* Ausgangstext *
+ + + +

Viel saftige Unterhaltungskunst ist aus christlichen Kontexten schon geboren worden: Da Vinci, Michelangelo, Raffael, «Quo Vadis», «Der Exorzist», «Die Dornenvögel», «Conclave» ... Aus katholischen Kontexten, um genau zu sein. Bunte, opulente Erzählungen mit viel Lust an der Sünde in all ihren Entfaltungsmöglichkeiten. Und an ihrer Bestrafung.
Ganz anders sehen dies christliche Streaming-Anbieter. Sie tragen Namen wie Hallmark Channel, Pure Flix oder New Faith Network und liefern saubere Inhalte für saubere Seelen. Nichts mit Gewalt – es sei denn in biblischen Zusammenhängen – oder stressiger Action. Sex geht gar nicht. Fantasy und Fluchen eh nicht. Katholische Völlerei auch nicht. Hier herrscht anständiger Protestantismus.
Hallmark gehört dem gleichnamigen Grusskarten- und Partybedarfs-Riesen, wird in den USA von 70 Millionen Haushalten abonniert (Netflix von 67 Millionen) und macht, etwas verkürzt gesagt, nichts anderes, als das ganze Jahr über Weihnachtsfilme zu produzieren, einzukaufen und zu zeigen. Sie sind dabei nicht explizit oder gar aufdringlich christlich, verkörpern aber zuverlässig christliche Werte; heterosexuelle Paarungen und Familienbildungen sind unerlässlich. Die Qualität ist immerhin Mittelklasse, der Kitschfaktor überbordend. Hallmark ist die Messlatte.
Alles andere ist schlimmer. Viel, viel schlimmer.

+ + + +

* Datensätze *

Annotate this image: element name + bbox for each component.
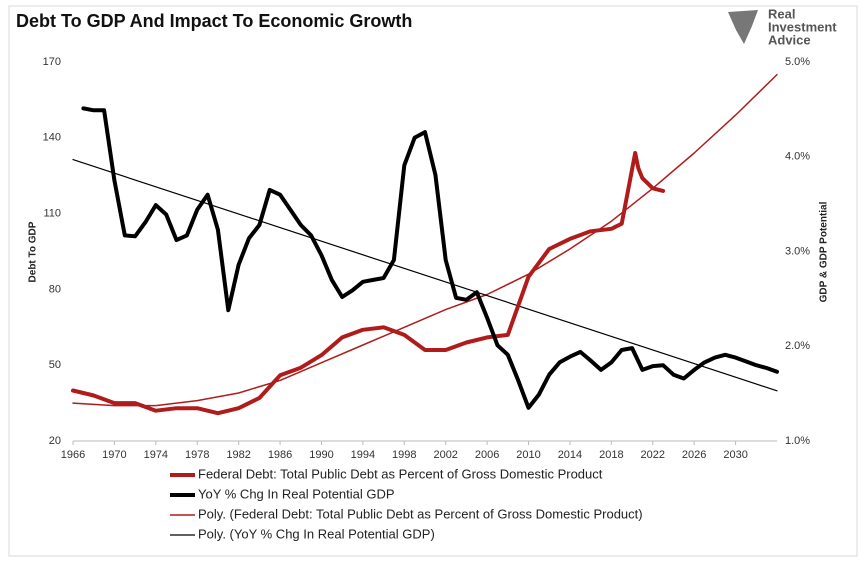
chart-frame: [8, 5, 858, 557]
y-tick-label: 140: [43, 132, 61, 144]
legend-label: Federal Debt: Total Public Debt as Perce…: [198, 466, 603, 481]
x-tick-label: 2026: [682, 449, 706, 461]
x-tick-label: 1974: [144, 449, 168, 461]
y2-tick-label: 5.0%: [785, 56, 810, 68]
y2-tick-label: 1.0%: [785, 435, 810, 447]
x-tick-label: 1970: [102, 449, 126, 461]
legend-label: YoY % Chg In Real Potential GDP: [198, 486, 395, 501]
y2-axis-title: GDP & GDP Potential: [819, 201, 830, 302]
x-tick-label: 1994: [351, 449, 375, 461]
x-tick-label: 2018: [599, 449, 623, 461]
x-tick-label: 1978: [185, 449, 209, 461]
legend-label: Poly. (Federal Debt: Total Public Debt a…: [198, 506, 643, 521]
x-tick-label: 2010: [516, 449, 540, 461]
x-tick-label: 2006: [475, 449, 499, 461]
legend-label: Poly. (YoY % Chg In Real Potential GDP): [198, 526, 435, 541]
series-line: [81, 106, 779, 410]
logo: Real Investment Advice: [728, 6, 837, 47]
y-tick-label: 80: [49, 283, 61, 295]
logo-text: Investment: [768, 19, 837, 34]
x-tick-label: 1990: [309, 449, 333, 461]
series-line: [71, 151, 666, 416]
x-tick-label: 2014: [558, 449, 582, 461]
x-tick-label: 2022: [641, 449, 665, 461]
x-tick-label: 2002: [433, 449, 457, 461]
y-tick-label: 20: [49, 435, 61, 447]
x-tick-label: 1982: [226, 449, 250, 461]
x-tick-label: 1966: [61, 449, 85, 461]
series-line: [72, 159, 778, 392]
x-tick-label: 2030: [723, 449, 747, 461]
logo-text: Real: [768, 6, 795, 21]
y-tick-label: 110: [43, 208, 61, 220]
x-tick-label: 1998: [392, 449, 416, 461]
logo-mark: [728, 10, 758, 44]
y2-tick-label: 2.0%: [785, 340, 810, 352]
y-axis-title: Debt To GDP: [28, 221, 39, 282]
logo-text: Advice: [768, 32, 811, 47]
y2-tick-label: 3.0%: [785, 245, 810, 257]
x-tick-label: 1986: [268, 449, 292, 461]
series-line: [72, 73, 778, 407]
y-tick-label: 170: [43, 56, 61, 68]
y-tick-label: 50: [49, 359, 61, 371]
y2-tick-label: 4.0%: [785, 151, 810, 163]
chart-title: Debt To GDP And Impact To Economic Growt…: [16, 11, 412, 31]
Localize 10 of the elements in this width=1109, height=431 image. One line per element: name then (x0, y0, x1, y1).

+ + + +

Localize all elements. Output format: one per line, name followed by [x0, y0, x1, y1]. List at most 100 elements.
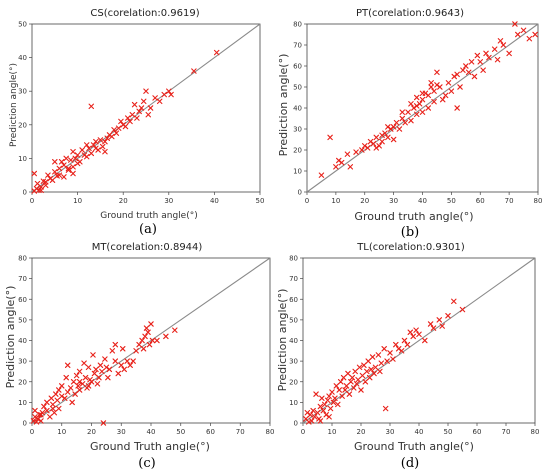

+ + + +

* Gegebene Aufgabe A *
Übersetzen Sie diesen Satz aus dem Ausgangstext ins Englische: „Sie sind dabei nicht explizit oder gar aufdringlich christlich, verkörpern aber zuverlässig christliche Werte; heterosexuelle Paarungen und Familienbildungen sind unerlässlich.“
* Gegebene Aufgabe B *
Stimmen die folgenden Aussagen mit dem Ausgangstext überein? Antworten Sie jeweils mit Ja oder Nein und belegen Sie es mit den entscheidenden Worten aus dem Text.
(i) Hallmark hat in den USA mehr abonnierende Haushalte als Netflix.
(ii) Gewalt ist bei christlichen Streaming-Anbietern ausnahmslos ausgeschlossen.
(iii) Der Kitschfaktor bei Hallmark ist gering.
* Gegebene Aufgabe C *
Tippen Sie aus dem Ausgangstext die Passage zwischen "Ganz anders sehen" und "herrscht anständiger Protestantismus." ab, beide Stellen eingeschlossen.

* Ausgabe A *
They are not explicitly or even obtrusively Christian, but they reliably embody Christian values; heterosexual pairings and the forming of families are indispensable.

* Ausgabe B *
(i) Ja: „wird in den USA von 70 Millionen Haushalten abonniert (Netflix von 67 Millionen)“
(ii) Nein: „Nichts mit Gewalt – es sei denn in biblischen Zusammenhängen“
(iii) Nein: „der Kitschfaktor überbordend“

* Ausgabe C *
Ganz anders sehen dies christliche Streaming-Anbieter. Sie tragen Namen wie Hallmark Channel, Pure Flix oder New Faith Network und liefern saubere Inhalte für saubere Seelen. Nichts mit Gewalt – es sei denn in biblischen Zusammenhängen – oder stressiger Action. Sex geht gar nicht. Fantasy und Fluchen eh nicht. Katholische Völlerei auch nicht. Hier herrscht anständiger Protestantismus.